===== Extrait =====

C'est elle qui a la haute direction des affaires intérieures et un réel communisme
règne, paraît-il, dans cette grande famille. Dans certaines tribus l'avis des
matrones prédominent sur celui des hommes en cas de conflits belliqueux ; en d'autres
ce sont elles qui élisent le chef du clan et qui jugent avec lui. La terre appartient
à la tribu, qui la répartit entre les différentes familles qui ne la possèdent qu'à
la condition de la travailler. Il n'y a donc pas d'héritage, ni de propriété individuelle,
pas plus que dans le clan.
Le passage du stage
matriarcal au stade patriarcal est assez difficile à comprendre. On a voulu le
faire dériver de l'affaiblissement des droits de l'oncle en faveur des droits
du père, car tout homme était père et oncle en même temps, sans expliquer
pourquoi ce droit s'est modifié, dans une société relativement heureuse. Quoi
qu'il en soit, on assiste à ce passage chez quelques peuples de l'Indonésie. Deux
sortes de mariage y sont pratiqués ; l'un, le mariage ambilien,
incorpore l'homme à la famille de la femme ; l'autre, le semondo, laisse
les deux conjoints dans leurs familles respectives, mais selon l'importance du
mari et la valeur des présents, l'enfant appartient à une famille ou à l'autre.

===== Lignes de données =====

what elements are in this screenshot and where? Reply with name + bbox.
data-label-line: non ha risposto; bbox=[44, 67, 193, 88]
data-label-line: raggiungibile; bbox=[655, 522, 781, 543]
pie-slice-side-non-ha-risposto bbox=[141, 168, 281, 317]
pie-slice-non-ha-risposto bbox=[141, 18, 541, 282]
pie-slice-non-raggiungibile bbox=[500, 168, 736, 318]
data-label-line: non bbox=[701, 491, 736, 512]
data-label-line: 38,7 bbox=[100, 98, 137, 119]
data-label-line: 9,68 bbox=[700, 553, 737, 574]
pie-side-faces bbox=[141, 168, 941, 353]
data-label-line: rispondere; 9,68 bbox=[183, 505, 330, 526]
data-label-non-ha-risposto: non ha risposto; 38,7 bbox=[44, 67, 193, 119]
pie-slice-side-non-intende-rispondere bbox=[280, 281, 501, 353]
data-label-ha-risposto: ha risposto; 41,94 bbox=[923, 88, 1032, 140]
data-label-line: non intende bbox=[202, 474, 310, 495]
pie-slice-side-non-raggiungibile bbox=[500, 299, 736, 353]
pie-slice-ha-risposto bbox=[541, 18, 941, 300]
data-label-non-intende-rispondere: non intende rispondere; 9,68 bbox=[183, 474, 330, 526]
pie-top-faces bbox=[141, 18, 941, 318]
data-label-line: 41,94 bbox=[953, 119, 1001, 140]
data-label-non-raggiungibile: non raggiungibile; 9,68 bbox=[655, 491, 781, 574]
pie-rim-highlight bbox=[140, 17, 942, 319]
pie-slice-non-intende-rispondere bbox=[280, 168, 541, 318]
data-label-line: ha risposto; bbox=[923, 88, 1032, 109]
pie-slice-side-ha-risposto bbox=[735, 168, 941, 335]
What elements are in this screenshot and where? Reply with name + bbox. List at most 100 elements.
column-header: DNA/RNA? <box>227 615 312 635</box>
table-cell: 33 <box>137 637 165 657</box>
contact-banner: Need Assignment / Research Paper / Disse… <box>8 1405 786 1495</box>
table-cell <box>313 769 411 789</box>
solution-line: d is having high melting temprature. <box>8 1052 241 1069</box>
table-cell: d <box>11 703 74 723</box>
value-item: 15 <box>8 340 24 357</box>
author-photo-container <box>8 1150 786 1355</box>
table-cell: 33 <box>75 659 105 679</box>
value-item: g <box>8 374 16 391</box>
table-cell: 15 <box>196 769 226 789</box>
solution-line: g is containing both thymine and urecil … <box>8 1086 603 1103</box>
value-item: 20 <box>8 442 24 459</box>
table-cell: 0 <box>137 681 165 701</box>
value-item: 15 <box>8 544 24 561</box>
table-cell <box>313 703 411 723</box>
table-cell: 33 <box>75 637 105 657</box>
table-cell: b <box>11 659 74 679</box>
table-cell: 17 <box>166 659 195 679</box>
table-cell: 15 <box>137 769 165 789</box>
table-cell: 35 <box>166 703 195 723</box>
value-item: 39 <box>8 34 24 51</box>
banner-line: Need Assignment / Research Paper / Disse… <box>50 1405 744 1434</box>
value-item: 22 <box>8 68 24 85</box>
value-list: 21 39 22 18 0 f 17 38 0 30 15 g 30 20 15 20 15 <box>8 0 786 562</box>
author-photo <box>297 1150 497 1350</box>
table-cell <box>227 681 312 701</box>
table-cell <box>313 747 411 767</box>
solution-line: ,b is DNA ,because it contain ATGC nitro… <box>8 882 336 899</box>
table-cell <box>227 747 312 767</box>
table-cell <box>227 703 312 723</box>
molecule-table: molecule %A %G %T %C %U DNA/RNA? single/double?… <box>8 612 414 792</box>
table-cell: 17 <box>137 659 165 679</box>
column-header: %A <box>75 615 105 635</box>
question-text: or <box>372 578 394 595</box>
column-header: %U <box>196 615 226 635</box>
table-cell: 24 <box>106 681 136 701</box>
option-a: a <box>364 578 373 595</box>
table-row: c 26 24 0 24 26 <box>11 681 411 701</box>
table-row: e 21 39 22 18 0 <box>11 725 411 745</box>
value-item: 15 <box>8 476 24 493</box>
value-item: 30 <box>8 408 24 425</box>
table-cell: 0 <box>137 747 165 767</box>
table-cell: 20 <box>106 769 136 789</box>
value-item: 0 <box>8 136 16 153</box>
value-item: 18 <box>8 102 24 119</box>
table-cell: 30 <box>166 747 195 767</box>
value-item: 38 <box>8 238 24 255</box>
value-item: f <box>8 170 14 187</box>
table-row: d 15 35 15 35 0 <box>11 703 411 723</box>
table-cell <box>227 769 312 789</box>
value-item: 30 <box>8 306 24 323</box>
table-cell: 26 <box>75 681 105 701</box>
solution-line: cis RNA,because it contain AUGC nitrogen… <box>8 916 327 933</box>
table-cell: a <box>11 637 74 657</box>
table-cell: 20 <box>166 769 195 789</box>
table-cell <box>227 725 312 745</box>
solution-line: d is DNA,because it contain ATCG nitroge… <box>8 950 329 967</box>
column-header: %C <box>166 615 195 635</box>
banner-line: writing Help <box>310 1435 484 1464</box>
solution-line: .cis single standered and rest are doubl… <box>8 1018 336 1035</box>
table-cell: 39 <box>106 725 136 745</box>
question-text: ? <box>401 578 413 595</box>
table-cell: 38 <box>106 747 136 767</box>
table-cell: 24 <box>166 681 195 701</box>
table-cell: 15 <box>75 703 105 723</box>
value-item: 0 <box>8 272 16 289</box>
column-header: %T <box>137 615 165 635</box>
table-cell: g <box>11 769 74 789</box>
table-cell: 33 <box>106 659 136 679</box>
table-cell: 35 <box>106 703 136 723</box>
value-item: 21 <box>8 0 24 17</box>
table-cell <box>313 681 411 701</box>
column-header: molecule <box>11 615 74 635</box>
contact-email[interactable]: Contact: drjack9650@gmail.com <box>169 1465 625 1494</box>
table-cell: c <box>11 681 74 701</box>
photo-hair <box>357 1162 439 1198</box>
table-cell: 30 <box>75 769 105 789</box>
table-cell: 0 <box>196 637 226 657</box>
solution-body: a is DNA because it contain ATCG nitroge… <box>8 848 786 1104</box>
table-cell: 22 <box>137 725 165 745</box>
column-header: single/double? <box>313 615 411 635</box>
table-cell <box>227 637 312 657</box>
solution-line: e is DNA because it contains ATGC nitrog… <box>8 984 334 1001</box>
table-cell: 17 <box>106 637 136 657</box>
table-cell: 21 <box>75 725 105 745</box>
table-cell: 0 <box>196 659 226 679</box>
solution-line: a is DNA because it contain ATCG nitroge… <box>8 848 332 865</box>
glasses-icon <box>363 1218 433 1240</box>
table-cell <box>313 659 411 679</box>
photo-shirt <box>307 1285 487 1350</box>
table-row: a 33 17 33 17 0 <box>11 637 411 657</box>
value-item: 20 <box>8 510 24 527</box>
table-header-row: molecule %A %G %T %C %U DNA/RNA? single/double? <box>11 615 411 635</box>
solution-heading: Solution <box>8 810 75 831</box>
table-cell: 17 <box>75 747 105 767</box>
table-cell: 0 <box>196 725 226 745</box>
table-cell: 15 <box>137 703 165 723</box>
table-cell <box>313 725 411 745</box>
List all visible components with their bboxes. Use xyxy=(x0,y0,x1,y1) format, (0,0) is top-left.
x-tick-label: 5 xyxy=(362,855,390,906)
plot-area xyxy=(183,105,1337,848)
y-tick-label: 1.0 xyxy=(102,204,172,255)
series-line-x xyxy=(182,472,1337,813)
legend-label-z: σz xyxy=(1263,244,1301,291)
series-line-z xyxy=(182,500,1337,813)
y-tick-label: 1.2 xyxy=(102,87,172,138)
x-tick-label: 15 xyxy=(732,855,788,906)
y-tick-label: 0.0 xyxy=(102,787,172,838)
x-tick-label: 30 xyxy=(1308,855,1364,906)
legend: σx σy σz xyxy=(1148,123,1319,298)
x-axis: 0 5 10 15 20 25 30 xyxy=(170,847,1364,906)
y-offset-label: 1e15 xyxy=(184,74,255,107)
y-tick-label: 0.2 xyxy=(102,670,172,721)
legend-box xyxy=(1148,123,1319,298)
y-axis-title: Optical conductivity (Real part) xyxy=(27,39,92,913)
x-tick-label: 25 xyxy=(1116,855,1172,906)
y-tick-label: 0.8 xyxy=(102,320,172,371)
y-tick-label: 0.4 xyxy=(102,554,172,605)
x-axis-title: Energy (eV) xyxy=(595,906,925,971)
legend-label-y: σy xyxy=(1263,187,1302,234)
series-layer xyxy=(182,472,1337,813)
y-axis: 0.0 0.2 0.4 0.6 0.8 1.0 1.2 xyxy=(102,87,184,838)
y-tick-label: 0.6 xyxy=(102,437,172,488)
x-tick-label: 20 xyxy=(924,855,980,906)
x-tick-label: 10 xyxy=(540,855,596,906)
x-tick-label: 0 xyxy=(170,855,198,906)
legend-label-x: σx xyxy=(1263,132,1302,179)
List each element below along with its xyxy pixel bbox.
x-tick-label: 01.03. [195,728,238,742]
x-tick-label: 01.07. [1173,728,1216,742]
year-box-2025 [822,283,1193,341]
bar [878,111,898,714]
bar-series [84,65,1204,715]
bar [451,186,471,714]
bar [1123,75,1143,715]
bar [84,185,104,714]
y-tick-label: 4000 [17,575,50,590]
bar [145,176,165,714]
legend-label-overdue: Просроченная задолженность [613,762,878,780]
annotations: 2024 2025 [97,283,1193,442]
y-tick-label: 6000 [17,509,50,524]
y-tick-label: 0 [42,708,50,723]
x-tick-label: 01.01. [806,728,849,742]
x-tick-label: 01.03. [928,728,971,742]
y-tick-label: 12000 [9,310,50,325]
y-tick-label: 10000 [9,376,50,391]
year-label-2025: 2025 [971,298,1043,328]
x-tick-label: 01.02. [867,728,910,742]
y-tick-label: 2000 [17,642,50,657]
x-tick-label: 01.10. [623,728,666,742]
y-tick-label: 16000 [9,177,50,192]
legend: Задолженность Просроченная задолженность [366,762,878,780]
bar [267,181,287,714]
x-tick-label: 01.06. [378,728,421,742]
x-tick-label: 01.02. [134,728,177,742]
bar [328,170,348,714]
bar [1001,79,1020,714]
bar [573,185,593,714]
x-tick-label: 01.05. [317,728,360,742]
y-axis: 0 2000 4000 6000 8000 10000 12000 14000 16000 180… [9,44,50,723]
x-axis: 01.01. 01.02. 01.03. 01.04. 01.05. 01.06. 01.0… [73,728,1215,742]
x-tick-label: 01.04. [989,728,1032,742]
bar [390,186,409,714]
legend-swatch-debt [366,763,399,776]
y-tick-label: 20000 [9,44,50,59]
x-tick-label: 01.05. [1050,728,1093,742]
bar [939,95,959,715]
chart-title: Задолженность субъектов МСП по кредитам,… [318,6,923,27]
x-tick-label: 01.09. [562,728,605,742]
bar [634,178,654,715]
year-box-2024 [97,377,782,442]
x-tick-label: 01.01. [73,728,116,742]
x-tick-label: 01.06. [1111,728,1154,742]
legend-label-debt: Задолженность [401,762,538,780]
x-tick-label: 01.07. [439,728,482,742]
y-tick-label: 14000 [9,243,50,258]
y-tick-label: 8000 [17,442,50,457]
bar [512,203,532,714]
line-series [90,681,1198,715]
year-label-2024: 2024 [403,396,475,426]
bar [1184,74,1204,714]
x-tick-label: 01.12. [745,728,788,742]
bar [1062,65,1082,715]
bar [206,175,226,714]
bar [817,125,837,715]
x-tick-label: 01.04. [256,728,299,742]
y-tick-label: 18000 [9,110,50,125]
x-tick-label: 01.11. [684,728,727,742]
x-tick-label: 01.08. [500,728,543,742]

=====

## [Travail demandé]
1. Extrayez du texte sur le matriarcat le passage qui va de « Le passage du » jusqu'à « ou à l'autre. » inclus.
2. Présentez sous forme de liste numérotée les lignes des enregistrements, depuis la première jusqu'à la ligne contenant « data-label-line: non intende » incluse, en omettant les lignes vides.
Le texte sur le matriarcat et les enregistrements sont deux documents indépendants.

## [Réponses attendues]
1.
Le passage du stage
matriarcal au stade patriarcal est assez difficile à comprendre. On a voulu le
faire dériver de l'affaiblissement des droits de l'oncle en faveur des droits
du père, car tout homme était père et oncle en même temps, sans expliquer
pourquoi ce droit s'est modifié, dans une société relativement heureuse. Quoi
qu'il en soit, on assiste à ce passage chez quelques peuples de l'Indonésie. Deux
sortes de mariage y sont pratiqués ; l'un, le mariage ambilien,
incorpore l'homme à la famille de la femme ; l'autre, le semondo, laisse
les deux conjoints dans leurs familles respectives, mais selon l'importance du
mari et la valeur des présents, l'enfant appartient à une famille ou à l'autre.

2.
1. what elements are in this screenshot and where? Reply with name + bbox.
2. data-label-line: non ha risposto; bbox=[44, 67, 193, 88]
3. data-label-line: raggiungibile; bbox=[655, 522, 781, 543]
4. pie-slice-side-non-ha-risposto bbox=[141, 168, 281, 317]
5. pie-slice-non-ha-risposto bbox=[141, 18, 541, 282]
6. pie-slice-non-raggiungibile bbox=[500, 168, 736, 318]
7. data-label-line: non bbox=[701, 491, 736, 512]
8. data-label-line: 38,7 bbox=[100, 98, 137, 119]
9. data-label-line: 9,68 bbox=[700, 553, 737, 574]
10. pie-side-faces bbox=[141, 168, 941, 353]
11. data-label-line: rispondere; 9,68 bbox=[183, 505, 330, 526]
12. data-label-non-ha-risposto: non ha risposto; 38,7 bbox=[44, 67, 193, 119]
13. pie-slice-side-non-intende-rispondere bbox=[280, 281, 501, 353]
14. data-label-ha-risposto: ha risposto; 41,94 bbox=[923, 88, 1032, 140]
15. data-label-line: non intende bbox=[202, 474, 310, 495]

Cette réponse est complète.